─── Record excerpts
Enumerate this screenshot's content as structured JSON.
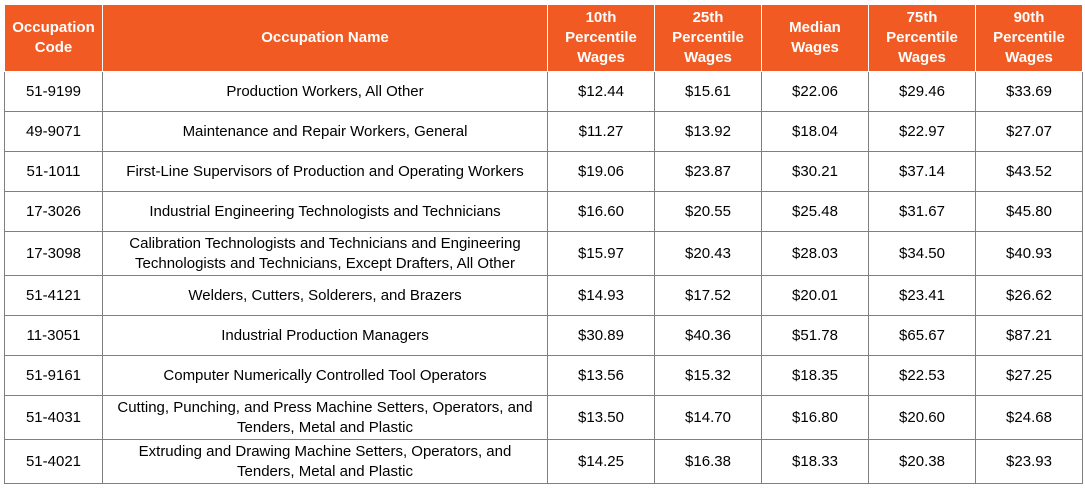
{
  "table": {
    "headers": {
      "code": [
        "Occupation",
        "Code"
      ],
      "name": [
        "Occupation Name"
      ],
      "p10": [
        "10th",
        "Percentile",
        "Wages"
      ],
      "p25": [
        "25th",
        "Percentile",
        "Wages"
      ],
      "median": [
        "Median",
        "Wages"
      ],
      "p75": [
        "75th",
        "Percentile",
        "Wages"
      ],
      "p90": [
        "90th",
        "Percentile",
        "Wages"
      ]
    },
    "rows": [
      {
        "code": "51-9199",
        "name": [
          "Production Workers, All Other"
        ],
        "p10": "$12.44",
        "p25": "$15.61",
        "median": "$22.06",
        "p75": "$29.46",
        "p90": "$33.69"
      },
      {
        "code": "49-9071",
        "name": [
          "Maintenance and Repair Workers, General"
        ],
        "p10": "$11.27",
        "p25": "$13.92",
        "median": "$18.04",
        "p75": "$22.97",
        "p90": "$27.07"
      },
      {
        "code": "51-1011",
        "name": [
          "First-Line Supervisors of Production and Operating Workers"
        ],
        "p10": "$19.06",
        "p25": "$23.87",
        "median": "$30.21",
        "p75": "$37.14",
        "p90": "$43.52"
      },
      {
        "code": "17-3026",
        "name": [
          "Industrial Engineering Technologists and Technicians"
        ],
        "p10": "$16.60",
        "p25": "$20.55",
        "median": "$25.48",
        "p75": "$31.67",
        "p90": "$45.80"
      },
      {
        "code": "17-3098",
        "name": [
          "Calibration Technologists and Technicians and Engineering",
          "Technologists and Technicians, Except Drafters, All Other"
        ],
        "p10": "$15.97",
        "p25": "$20.43",
        "median": "$28.03",
        "p75": "$34.50",
        "p90": "$40.93"
      },
      {
        "code": "51-4121",
        "name": [
          "Welders, Cutters, Solderers, and Brazers"
        ],
        "p10": "$14.93",
        "p25": "$17.52",
        "median": "$20.01",
        "p75": "$23.41",
        "p90": "$26.62"
      },
      {
        "code": "11-3051",
        "name": [
          "Industrial Production Managers"
        ],
        "p10": "$30.89",
        "p25": "$40.36",
        "median": "$51.78",
        "p75": "$65.67",
        "p90": "$87.21"
      },
      {
        "code": "51-9161",
        "name": [
          "Computer Numerically Controlled Tool Operators"
        ],
        "p10": "$13.56",
        "p25": "$15.32",
        "median": "$18.35",
        "p75": "$22.53",
        "p90": "$27.25"
      },
      {
        "code": "51-4031",
        "name": [
          "Cutting, Punching, and Press Machine Setters, Operators, and",
          "Tenders, Metal and Plastic"
        ],
        "p10": "$13.50",
        "p25": "$14.70",
        "median": "$16.80",
        "p75": "$20.60",
        "p90": "$24.68"
      },
      {
        "code": "51-4021",
        "name": [
          "Extruding and Drawing Machine Setters, Operators, and",
          "Tenders, Metal and Plastic"
        ],
        "p10": "$14.25",
        "p25": "$16.38",
        "median": "$18.33",
        "p75": "$20.38",
        "p90": "$23.93"
      }
    ]
  }
}
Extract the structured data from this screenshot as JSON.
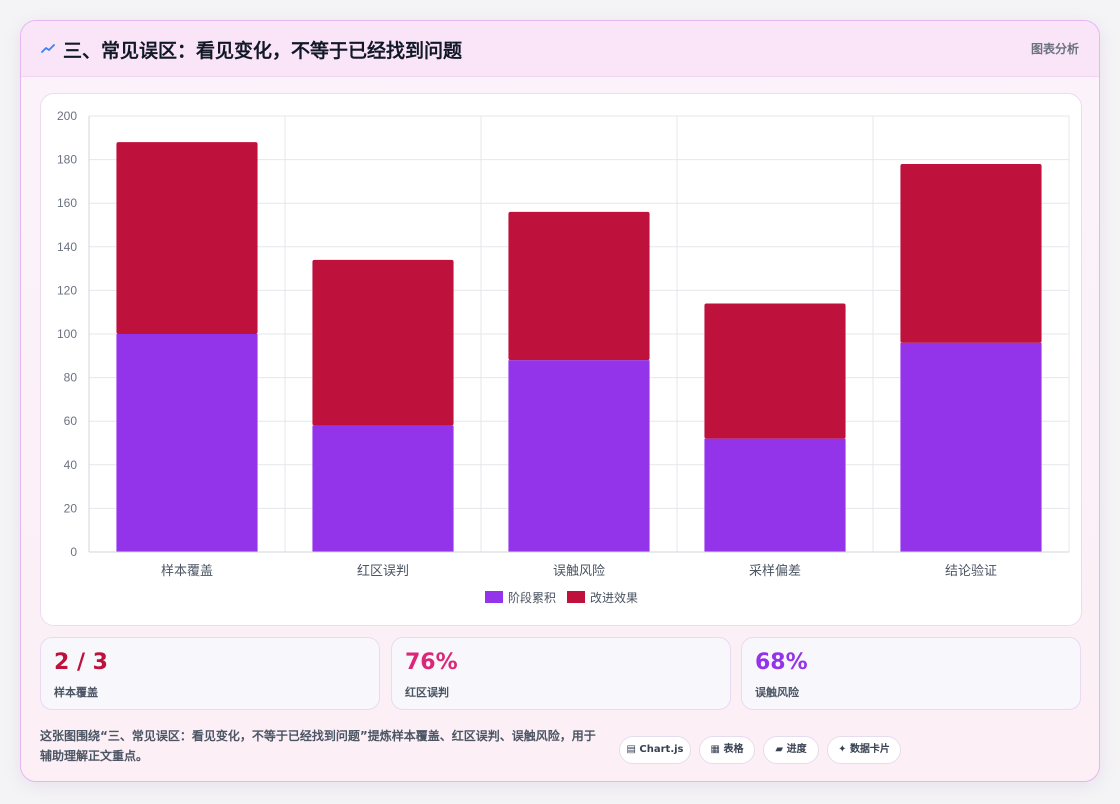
{
  "header": {
    "icon": "trend-line-icon",
    "title": "三、常见误区：看见变化，不等于已经找到问题",
    "tag": "图表分析"
  },
  "chart_data": {
    "type": "bar",
    "stacked": true,
    "categories": [
      "样本覆盖",
      "红区误判",
      "误触风险",
      "采样偏差",
      "结论验证"
    ],
    "series": [
      {
        "name": "阶段累积",
        "color": "#9333ea",
        "values": [
          100,
          58,
          88,
          52,
          96
        ]
      },
      {
        "name": "改进效果",
        "color": "#be123c",
        "values": [
          88,
          76,
          68,
          62,
          82
        ]
      }
    ],
    "ylim": [
      0,
      200
    ],
    "yticks": [
      0,
      20,
      40,
      60,
      80,
      100,
      120,
      140,
      160,
      180,
      200
    ],
    "grid": true,
    "legend": "bottom"
  },
  "stats": [
    {
      "value": "2 / 3",
      "label": "样本覆盖",
      "color": "#be123c"
    },
    {
      "value": "76%",
      "label": "红区误判",
      "color": "#db2777"
    },
    {
      "value": "68%",
      "label": "误触风险",
      "color": "#9333ea"
    }
  ],
  "description": "这张图围绕“三、常见误区：看见变化，不等于已经找到问题”提炼样本覆盖、红区误判、误触风险，用于辅助理解正文重点。",
  "pills": [
    {
      "icon": "▤",
      "label": "Chart.js"
    },
    {
      "icon": "▦",
      "label": "表格"
    },
    {
      "icon": "▰",
      "label": "进度"
    },
    {
      "icon": "✦",
      "label": "数据卡片"
    }
  ]
}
──────
▶ **Stated task**: Output the entries above exactly. Drop the pictures.

▶ **Answer to this task**:
Enumerate this screenshot's content as structured JSON.
{
  "table": {
    "headers": {
      "code": [
        "Occupation",
        "Code"
      ],
      "name": [
        "Occupation Name"
      ],
      "p10": [
        "10th",
        "Percentile",
        "Wages"
      ],
      "p25": [
        "25th",
        "Percentile",
        "Wages"
      ],
      "median": [
        "Median",
        "Wages"
      ],
      "p75": [
        "75th",
        "Percentile",
        "Wages"
      ],
      "p90": [
        "90th",
        "Percentile",
        "Wages"
      ]
    },
    "rows": [
      {
        "code": "51-9199",
        "name": [
          "Production Workers, All Other"
        ],
        "p10": "$12.44",
        "p25": "$15.61",
        "median": "$22.06",
        "p75": "$29.46",
        "p90": "$33.69"
      },
      {
        "code": "49-9071",
        "name": [
          "Maintenance and Repair Workers, General"
        ],
        "p10": "$11.27",
        "p25": "$13.92",
        "median": "$18.04",
        "p75": "$22.97",
        "p90": "$27.07"
      },
      {
        "code": "51-1011",
        "name": [
          "First-Line Supervisors of Production and Operating Workers"
        ],
        "p10": "$19.06",
        "p25": "$23.87",
        "median": "$30.21",
        "p75": "$37.14",
        "p90": "$43.52"
      },
      {
        "code": "17-3026",
        "name": [
          "Industrial Engineering Technologists and Technicians"
        ],
        "p10": "$16.60",
        "p25": "$20.55",
        "median": "$25.48",
        "p75": "$31.67",
        "p90": "$45.80"
      },
      {
        "code": "17-3098",
        "name": [
          "Calibration Technologists and Technicians and Engineering",
          "Technologists and Technicians, Except Drafters, All Other"
        ],
        "p10": "$15.97",
        "p25": "$20.43",
        "median": "$28.03",
        "p75": "$34.50",
        "p90": "$40.93"
      },
      {
        "code": "51-4121",
        "name": [
          "Welders, Cutters, Solderers, and Brazers"
        ],
        "p10": "$14.93",
        "p25": "$17.52",
        "median": "$20.01",
        "p75": "$23.41",
        "p90": "$26.62"
      },
      {
        "code": "11-3051",
        "name": [
          "Industrial Production Managers"
        ],
        "p10": "$30.89",
        "p25": "$40.36",
        "median": "$51.78",
        "p75": "$65.67",
        "p90": "$87.21"
      },
      {
        "code": "51-9161",
        "name": [
          "Computer Numerically Controlled Tool Operators"
        ],
        "p10": "$13.56",
        "p25": "$15.32",
        "median": "$18.35",
        "p75": "$22.53",
        "p90": "$27.25"
      },
      {
        "code": "51-4031",
        "name": [
          "Cutting, Punching, and Press Machine Setters, Operators, and",
          "Tenders, Metal and Plastic"
        ],
        "p10": "$13.50",
        "p25": "$14.70",
        "median": "$16.80",
        "p75": "$20.60",
        "p90": "$24.68"
      },
      {
        "code": "51-4021",
        "name": [
          "Extruding and Drawing Machine Setters, Operators, and",
          "Tenders, Metal and Plastic"
        ],
        "p10": "$14.25",
        "p25": "$16.38",
        "median": "$18.33",
        "p75": "$20.38",
        "p90": "$23.93"
      }
    ]
  }
}
Extract the structured data from this screenshot as JSON.
{
  "header": {
    "icon": "trend-line-icon",
    "title": "三、常见误区：看见变化，不等于已经找到问题",
    "tag": "图表分析"
  },
  "chart_data": {
    "type": "bar",
    "stacked": true,
    "categories": [
      "样本覆盖",
      "红区误判",
      "误触风险",
      "采样偏差",
      "结论验证"
    ],
    "series": [
      {
        "name": "阶段累积",
        "color": "#9333ea",
        "values": [
          100,
          58,
          88,
          52,
          96
        ]
      },
      {
        "name": "改进效果",
        "color": "#be123c",
        "values": [
          88,
          76,
          68,
          62,
          82
        ]
      }
    ],
    "ylim": [
      0,
      200
    ],
    "yticks": [
      0,
      20,
      40,
      60,
      80,
      100,
      120,
      140,
      160,
      180,
      200
    ],
    "grid": true,
    "legend": "bottom"
  },
  "stats": [
    {
      "value": "2 / 3",
      "label": "样本覆盖",
      "color": "#be123c"
    },
    {
      "value": "76%",
      "label": "红区误判",
      "color": "#db2777"
    },
    {
      "value": "68%",
      "label": "误触风险",
      "color": "#9333ea"
    }
  ],
  "description": "这张图围绕“三、常见误区：看见变化，不等于已经找到问题”提炼样本覆盖、红区误判、误触风险，用于辅助理解正文重点。",
  "pills": [
    {
      "icon": "▤",
      "label": "Chart.js"
    },
    {
      "icon": "▦",
      "label": "表格"
    },
    {
      "icon": "▰",
      "label": "进度"
    },
    {
      "icon": "✦",
      "label": "数据卡片"
    }
  ]
}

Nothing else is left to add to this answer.